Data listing
========================================================================
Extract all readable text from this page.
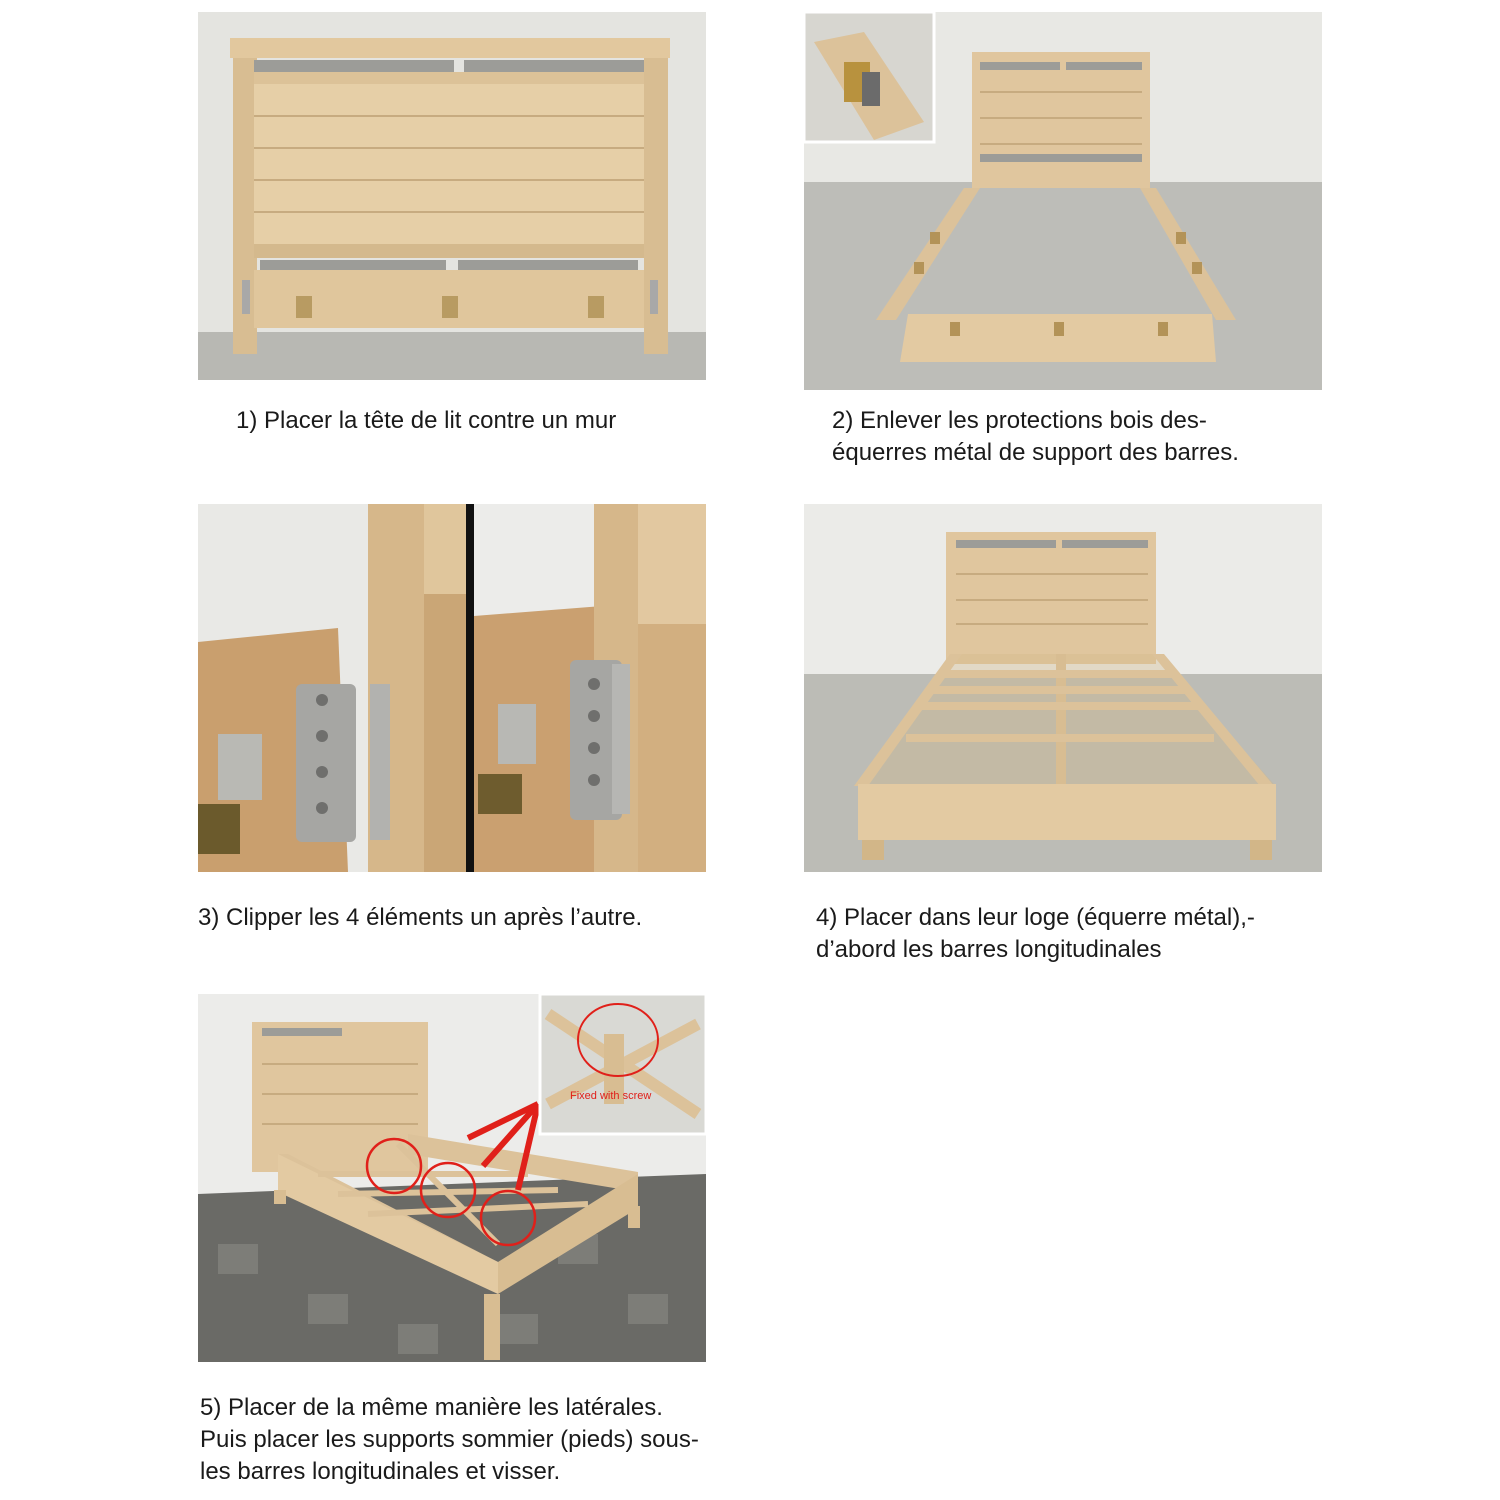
1) Placer la tête de lit contre un mur	2) Enlever les protections bois des-
équerres métal de support des barres.
3) Clipper les 4 éléments un après l’autre.	4) Placer dans leur loge (équerre métal),-
d’abord les barres longitudinales
Fixed with screw
5) Placer de la même manière les latérales.
Puis placer les supports sommier (pieds) sous-
les barres longitudinales et visser.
========================================================================
▶ [Set problem]:
Repeat each record exactly as shown above, dropping all images.

▶ [Response below]:
Extract all readable text from this page.
1) Placer la tête de lit contre un mur	2) Enlever les protections bois des-
équerres métal de support des barres.
3) Clipper les 4 éléments un après l’autre.	4) Placer dans leur loge (équerre métal),-
d’abord les barres longitudinales
Fixed with screw
5) Placer de la même manière les latérales.
Puis placer les supports sommier (pieds) sous-
les barres longitudinales et visser.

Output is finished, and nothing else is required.